▶ **STATED EXERCISE 1**
Present the lines of the listing as a numbered list, starting with its first line and going on through the line that contains "530, 866, 545]", with blank lines left out.

Man Who Held Lions Captive for Entertainment Killed by Them

Published by Michelle Kretzer.

How many more ways do animals have to tell us that they aren’t ours to confine and use for our entertainment? This time, a man was killed by lions he kept in his “lion lodge” and profited from by selling “exclusive lion lectures, feedings and game drives for guests.”

Leon van Biljon owned and operated the Mahala View Lion Lodge near Pretoria, South Africa. He offered guests accommodations within the lion camp as well as encounters with three lions held there named Rambo, Nakita, and Katryn. He was reportedly repairing a fence inside the lion enclosure when at least one of the animals attacked. Neighbors reportedly shot at the lions to try to help Biljon, but he died from his injuries. A local police spokesperson told CNN, “The animals have been put down.”

While Biljon’s death is tragic, of course, so is the fact that three lions who didn’t want to be held at the Mahala View Lion Lodge in the first place also lost their lives. PETA receives report after report of incidents in which captive animals and those used for entertainment lash out in anger and frustration. They’re usually either physically punished or killed.

▶ **STATED EXERCISE 2**
Type out the part of the lion lodge article starting with "While Biljon’s death" and going on through "punished or killed.", word for word.

▶ **INPUT**
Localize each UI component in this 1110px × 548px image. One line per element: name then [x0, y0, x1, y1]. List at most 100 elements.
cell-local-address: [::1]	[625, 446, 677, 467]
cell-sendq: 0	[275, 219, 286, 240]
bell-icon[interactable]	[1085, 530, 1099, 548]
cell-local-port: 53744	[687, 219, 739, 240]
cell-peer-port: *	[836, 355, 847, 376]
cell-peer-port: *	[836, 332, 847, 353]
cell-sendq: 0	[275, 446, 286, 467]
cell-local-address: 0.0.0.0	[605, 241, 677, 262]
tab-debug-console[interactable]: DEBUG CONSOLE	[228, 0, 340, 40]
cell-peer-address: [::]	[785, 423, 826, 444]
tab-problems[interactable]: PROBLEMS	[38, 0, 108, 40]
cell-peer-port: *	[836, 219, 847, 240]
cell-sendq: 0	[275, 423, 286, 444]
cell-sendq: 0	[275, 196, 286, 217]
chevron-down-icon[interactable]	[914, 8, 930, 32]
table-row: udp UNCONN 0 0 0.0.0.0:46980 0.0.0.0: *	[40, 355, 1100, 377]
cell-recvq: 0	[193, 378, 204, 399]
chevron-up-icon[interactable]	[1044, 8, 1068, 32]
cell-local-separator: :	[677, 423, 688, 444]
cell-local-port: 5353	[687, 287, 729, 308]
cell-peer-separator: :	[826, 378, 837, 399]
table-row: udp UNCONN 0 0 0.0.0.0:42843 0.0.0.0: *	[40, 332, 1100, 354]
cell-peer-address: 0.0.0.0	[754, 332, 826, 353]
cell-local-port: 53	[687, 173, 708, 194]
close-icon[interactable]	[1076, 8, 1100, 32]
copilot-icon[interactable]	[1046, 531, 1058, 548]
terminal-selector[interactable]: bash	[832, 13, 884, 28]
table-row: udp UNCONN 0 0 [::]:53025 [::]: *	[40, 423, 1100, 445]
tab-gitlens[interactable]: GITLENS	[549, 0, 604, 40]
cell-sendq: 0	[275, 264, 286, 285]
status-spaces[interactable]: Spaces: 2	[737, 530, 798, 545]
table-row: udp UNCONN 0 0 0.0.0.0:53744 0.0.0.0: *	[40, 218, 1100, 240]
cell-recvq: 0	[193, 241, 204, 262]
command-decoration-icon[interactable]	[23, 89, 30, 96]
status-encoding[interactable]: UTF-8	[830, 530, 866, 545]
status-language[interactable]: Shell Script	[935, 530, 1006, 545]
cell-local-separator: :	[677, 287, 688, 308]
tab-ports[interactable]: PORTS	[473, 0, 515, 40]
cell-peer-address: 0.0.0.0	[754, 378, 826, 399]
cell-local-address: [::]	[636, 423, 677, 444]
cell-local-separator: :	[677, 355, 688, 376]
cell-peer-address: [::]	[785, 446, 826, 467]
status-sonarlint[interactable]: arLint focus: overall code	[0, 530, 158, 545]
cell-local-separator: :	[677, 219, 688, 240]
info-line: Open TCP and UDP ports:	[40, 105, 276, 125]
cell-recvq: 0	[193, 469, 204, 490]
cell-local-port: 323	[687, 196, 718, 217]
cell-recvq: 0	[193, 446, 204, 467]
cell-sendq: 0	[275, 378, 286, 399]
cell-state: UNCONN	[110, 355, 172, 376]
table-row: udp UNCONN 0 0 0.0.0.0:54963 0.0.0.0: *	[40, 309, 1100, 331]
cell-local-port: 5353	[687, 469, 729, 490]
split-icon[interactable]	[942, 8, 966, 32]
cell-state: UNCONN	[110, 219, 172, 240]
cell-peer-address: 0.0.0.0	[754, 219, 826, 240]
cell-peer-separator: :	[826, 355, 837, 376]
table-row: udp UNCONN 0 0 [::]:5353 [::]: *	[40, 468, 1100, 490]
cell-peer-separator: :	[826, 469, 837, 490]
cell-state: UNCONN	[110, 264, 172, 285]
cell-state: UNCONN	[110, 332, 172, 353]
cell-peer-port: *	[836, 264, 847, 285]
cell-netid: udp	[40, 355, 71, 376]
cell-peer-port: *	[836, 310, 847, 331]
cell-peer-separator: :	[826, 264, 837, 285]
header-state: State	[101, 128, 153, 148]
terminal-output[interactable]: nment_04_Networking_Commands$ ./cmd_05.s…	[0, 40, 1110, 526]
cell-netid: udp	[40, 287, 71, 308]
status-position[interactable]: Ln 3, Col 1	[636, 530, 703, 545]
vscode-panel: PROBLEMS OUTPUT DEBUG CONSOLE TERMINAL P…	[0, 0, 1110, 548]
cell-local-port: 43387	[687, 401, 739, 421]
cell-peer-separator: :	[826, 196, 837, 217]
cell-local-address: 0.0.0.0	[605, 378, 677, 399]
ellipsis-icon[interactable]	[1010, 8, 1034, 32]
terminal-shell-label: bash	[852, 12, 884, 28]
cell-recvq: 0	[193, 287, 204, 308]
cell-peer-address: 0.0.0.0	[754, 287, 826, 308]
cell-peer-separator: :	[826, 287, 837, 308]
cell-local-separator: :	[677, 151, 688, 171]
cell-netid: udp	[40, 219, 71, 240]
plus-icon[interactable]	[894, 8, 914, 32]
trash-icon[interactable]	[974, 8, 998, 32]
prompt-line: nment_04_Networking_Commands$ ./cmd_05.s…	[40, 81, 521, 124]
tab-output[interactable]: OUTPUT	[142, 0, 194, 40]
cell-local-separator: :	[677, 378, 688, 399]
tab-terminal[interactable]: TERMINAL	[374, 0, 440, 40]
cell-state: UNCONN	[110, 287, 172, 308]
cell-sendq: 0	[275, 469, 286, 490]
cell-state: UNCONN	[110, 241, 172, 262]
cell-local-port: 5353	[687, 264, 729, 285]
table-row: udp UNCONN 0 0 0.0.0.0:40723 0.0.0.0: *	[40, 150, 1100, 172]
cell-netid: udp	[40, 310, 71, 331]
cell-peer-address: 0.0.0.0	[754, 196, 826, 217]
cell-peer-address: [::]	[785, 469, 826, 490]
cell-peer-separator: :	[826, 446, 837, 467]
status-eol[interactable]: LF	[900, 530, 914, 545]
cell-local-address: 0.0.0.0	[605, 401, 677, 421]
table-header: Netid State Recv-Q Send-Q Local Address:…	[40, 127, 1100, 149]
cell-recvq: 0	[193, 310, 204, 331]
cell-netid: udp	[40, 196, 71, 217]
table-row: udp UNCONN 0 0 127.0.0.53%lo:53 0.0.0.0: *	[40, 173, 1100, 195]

▶ **OUTPUT 1**
1. Localize each UI component in this 1110px × 548px image. One line per element: name then [x0, y0, x1, y1]. List at most 100 elements.
2. cell-local-address: [::1]	[625, 446, 677, 467]
3. cell-sendq: 0	[275, 219, 286, 240]
4. bell-icon[interactable]	[1085, 530, 1099, 548]
5. cell-local-port: 53744	[687, 219, 739, 240]
6. cell-peer-port: *	[836, 355, 847, 376]
7. cell-peer-port: *	[836, 332, 847, 353]
8. cell-sendq: 0	[275, 446, 286, 467]
9. cell-local-address: 0.0.0.0	[605, 241, 677, 262]
10. tab-debug-console[interactable]: DEBUG CONSOLE	[228, 0, 340, 40]
11. cell-peer-address: [::]	[785, 423, 826, 444]
12. tab-problems[interactable]: PROBLEMS	[38, 0, 108, 40]
13. cell-peer-port: *	[836, 219, 847, 240]
14. cell-sendq: 0	[275, 423, 286, 444]
15. cell-sendq: 0	[275, 196, 286, 217]
16. chevron-down-icon[interactable]	[914, 8, 930, 32]
17. table-row: udp UNCONN 0 0 0.0.0.0:46980 0.0.0.0: *	[40, 355, 1100, 377]
18. cell-recvq: 0	[193, 378, 204, 399]
19. chevron-up-icon[interactable]	[1044, 8, 1068, 32]
20. cell-local-separator: :	[677, 423, 688, 444]
21. cell-local-port: 5353	[687, 287, 729, 308]
22. cell-peer-separator: :	[826, 378, 837, 399]
23. table-row: udp UNCONN 0 0 0.0.0.0:42843 0.0.0.0: *	[40, 332, 1100, 354]
24. cell-peer-address: 0.0.0.0	[754, 332, 826, 353]
25. cell-local-port: 53	[687, 173, 708, 194]
26. close-icon[interactable]	[1076, 8, 1100, 32]
27. copilot-icon[interactable]	[1046, 531, 1058, 548]
28. terminal-selector[interactable]: bash	[832, 13, 884, 28]
29. table-row: udp UNCONN 0 0 [::]:53025 [::]: *	[40, 423, 1100, 445]
30. tab-gitlens[interactable]: GITLENS	[549, 0, 604, 40]
31. cell-sendq: 0	[275, 264, 286, 285]
32. status-spaces[interactable]: Spaces: 2	[737, 530, 798, 545]
33. table-row: udp UNCONN 0 0 0.0.0.0:53744 0.0.0.0: *	[40, 218, 1100, 240]
34. cell-recvq: 0	[193, 241, 204, 262]
35. command-decoration-icon[interactable]	[23, 89, 30, 96]
36. status-encoding[interactable]: UTF-8	[830, 530, 866, 545]

▶ **OUTPUT 2**
While Biljon’s death is tragic, of course, so is the fact that three lions who didn’t want to be held at the Mahala View Lion Lodge in the first place also lost their lives. PETA receives report after report of incidents in which captive animals and those used for entertainment lash out in anger and frustration. They’re usually either physically punished or killed.